EPL Oil & Gas, Inc. Announces Pricing of $300 Million Private Placement of 8.25% Senior Notes Due 2018
18 Ottobre 2012 - 9:16PM
EPL Oil & Gas, Inc. ("EPL" or the "Company") (NYSE:EPL)
announced today the pricing of its private placement pursuant to
Rule 144A and Regulation S under the Securities Act of 1933, as
amended (the "Securities Act"), to eligible purchasers $300 million
in aggregate principal amount of 8.25% senior unsecured notes due
2018 (the "Senior Notes"). The offering size represents an
increase of $50 million over the Company's previously announced
intention to offer $250 million in aggregate principal amount of
its Senior Notes. The net proceeds from the private placement
of the Senior Notes, after deducting the initial purchasers'
discount and estimated offering expenses payable by EPL, are
expected to be approximately $288 million. The Senior Notes
will be fully and unconditionally guaranteed, jointly and
severally, on an unsecured, senior basis, by all of EPL's existing
material subsidiaries. The closing of the offering of the Senior
Notes is expected to occur on or about October 25, 2012.

§ **Dataset extract**:

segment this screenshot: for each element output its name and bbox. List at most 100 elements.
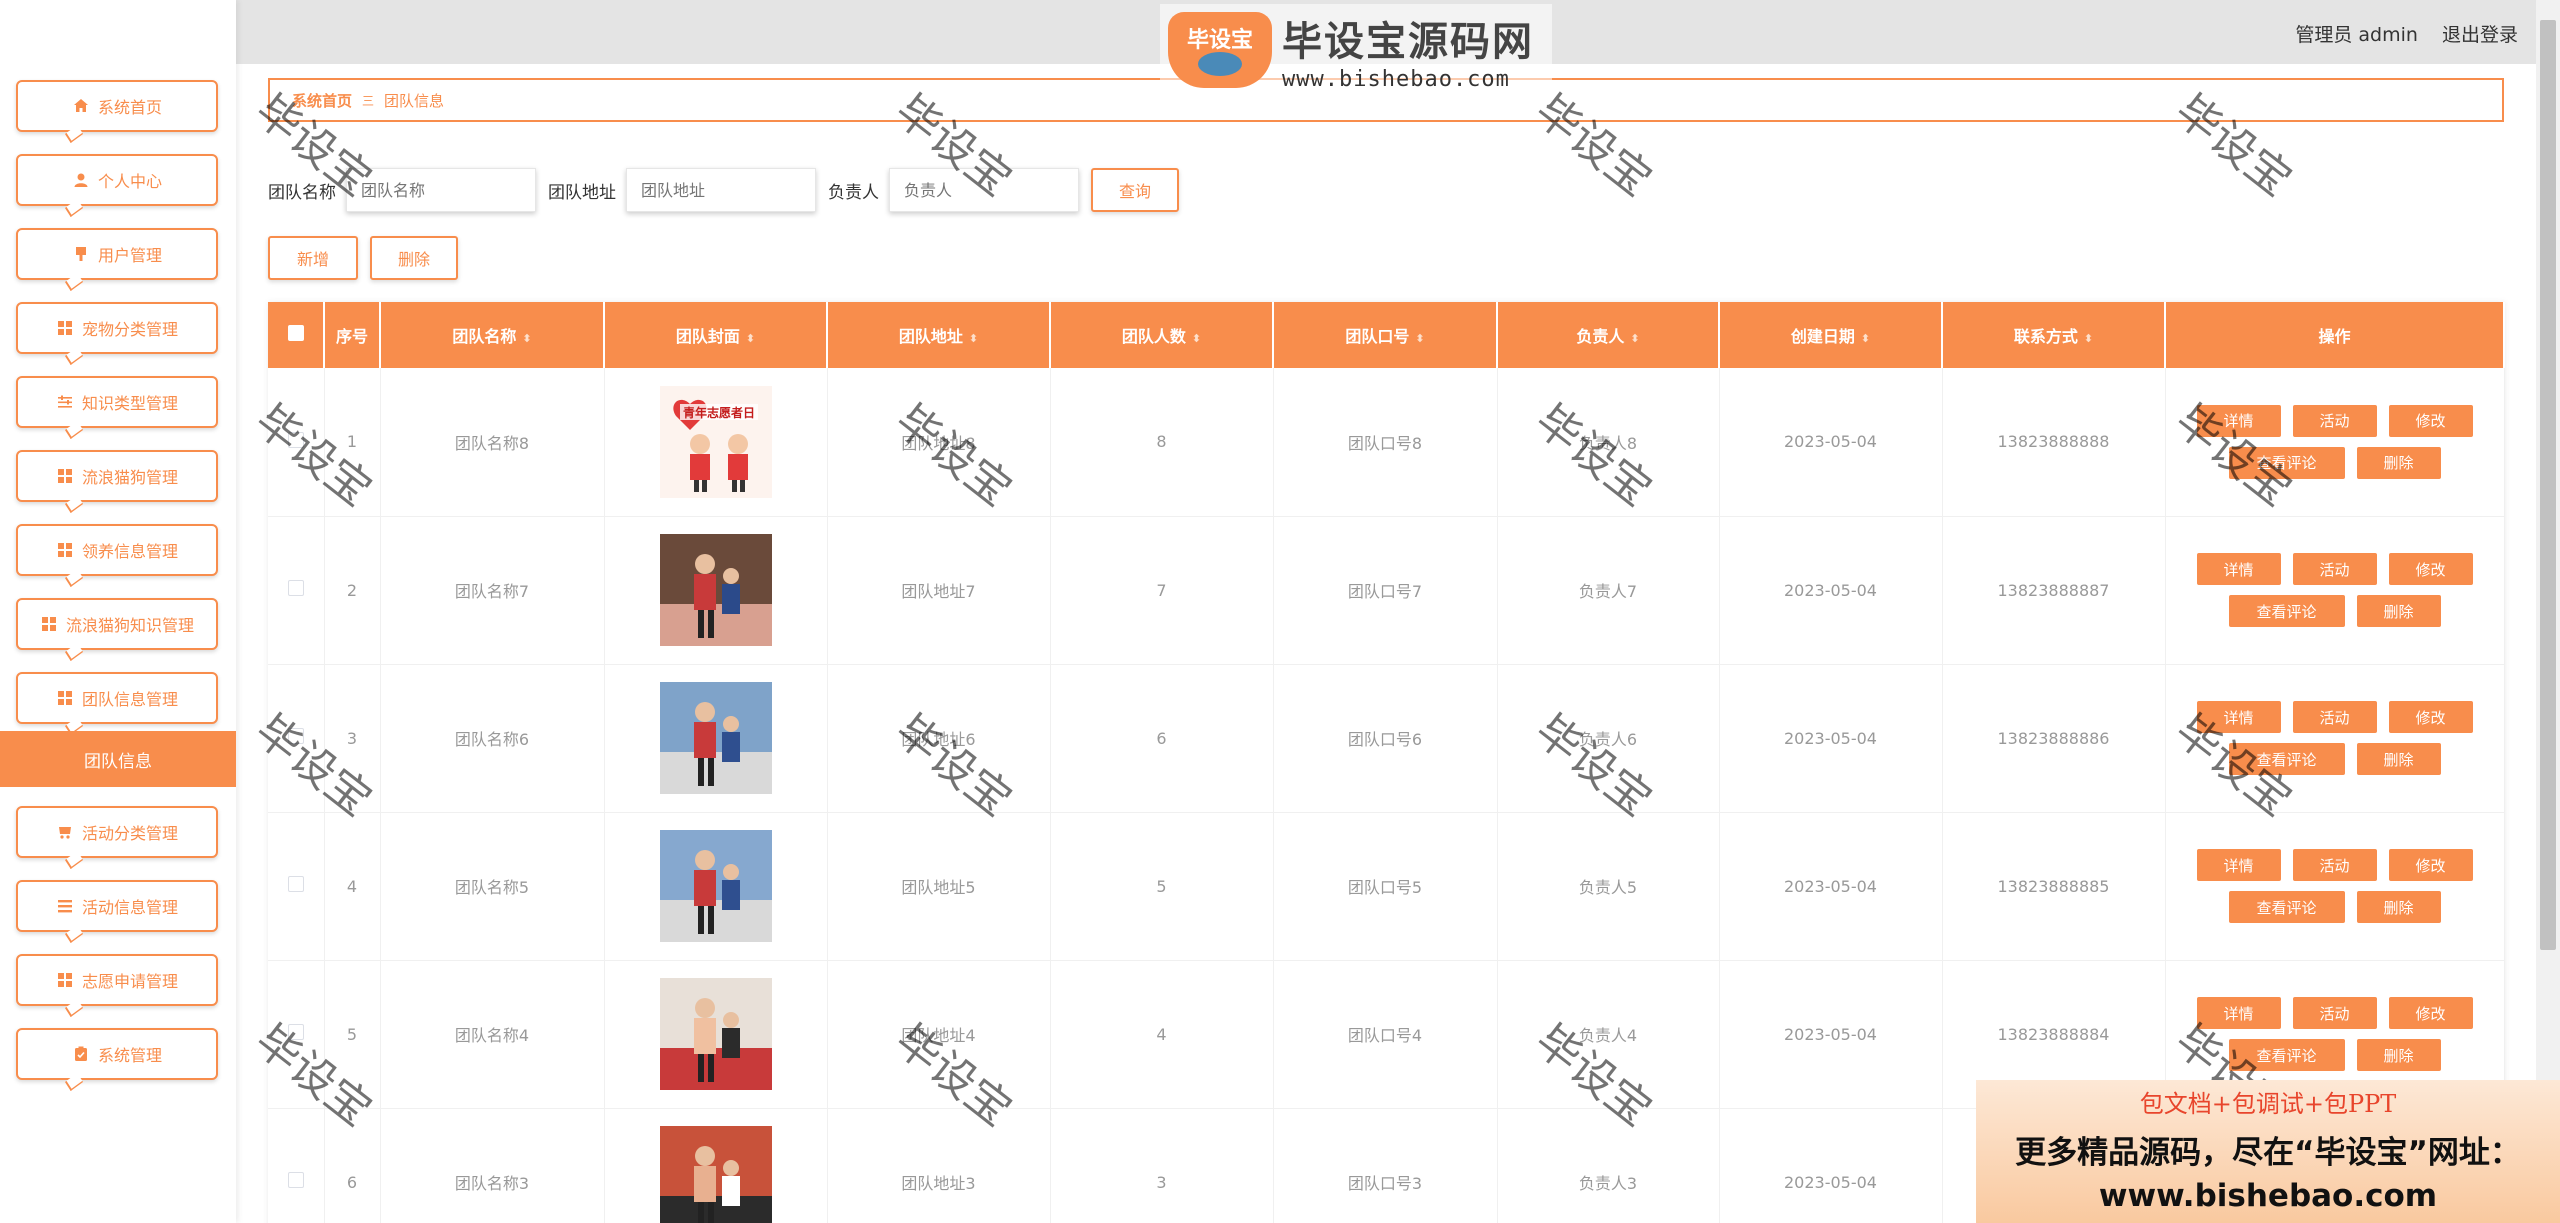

§ **Requirements**:
**A.** Answer these questions using the senior notes announcement:
(i) By how much does the offering size exceed the amount the Company previously announced it intended to offer?
(ii) What are the expected net proceeds from the private placement?
(iii) On or about what date is the closing of the offering expected?
**B.** Recast the paragraph of the senior notes announcement beginning "EPL Oil & Gas, Inc. ("EPL" or the "Company")" as a bulleted list that keeps its main facts.
**C.** Continue the senior notes announcement from the end of its final sentence.

§ **Task-by-task outputs**:
**A.**
(i) $50 million
(ii) Approximately $288 million
(iii) October 25, 2012

**B.**
- EPL Oil & Gas, Inc. (NYSE:EPL) priced a private placement of $300 million in aggregate principal amount of 8.25% senior unsecured notes due 2018, offered to eligible purchasers under Rule 144A and Regulation S of the Securities Act of 1933.
- The offering is $50 million larger than the $250 million the Company had previously announced it intended to offer.
- Net proceeds are expected to be approximately $288 million after the initial purchasers' discount and estimated offering expenses payable by EPL.
- All of EPL's existing material subsidiaries will fully and unconditionally guarantee the Senior Notes, jointly and severally, on an unsecured, senior basis.
- Closing is expected on or about October 25, 2012.

**C.**
The net proceeds from the sale of Senior Notes will be deposited
into escrow pending completion of the Company's
previously-announced acquisition from Hilcorp Energy GOM Holdings,
LLC of 100% of the issued and outstanding member interests of
Hilcorp Energy GOM, LLC, which owns certain shallow-water Gulf of
Mexico shelf oil and natural gas interests (the "Hilcorp
Acquisition"). Upon release of the net proceeds from escrow at the
closing of the Hilcorp Acquisition, EPL will use those net proceeds
to fund a portion of the purchase price for the Hilcorp
Acquisition.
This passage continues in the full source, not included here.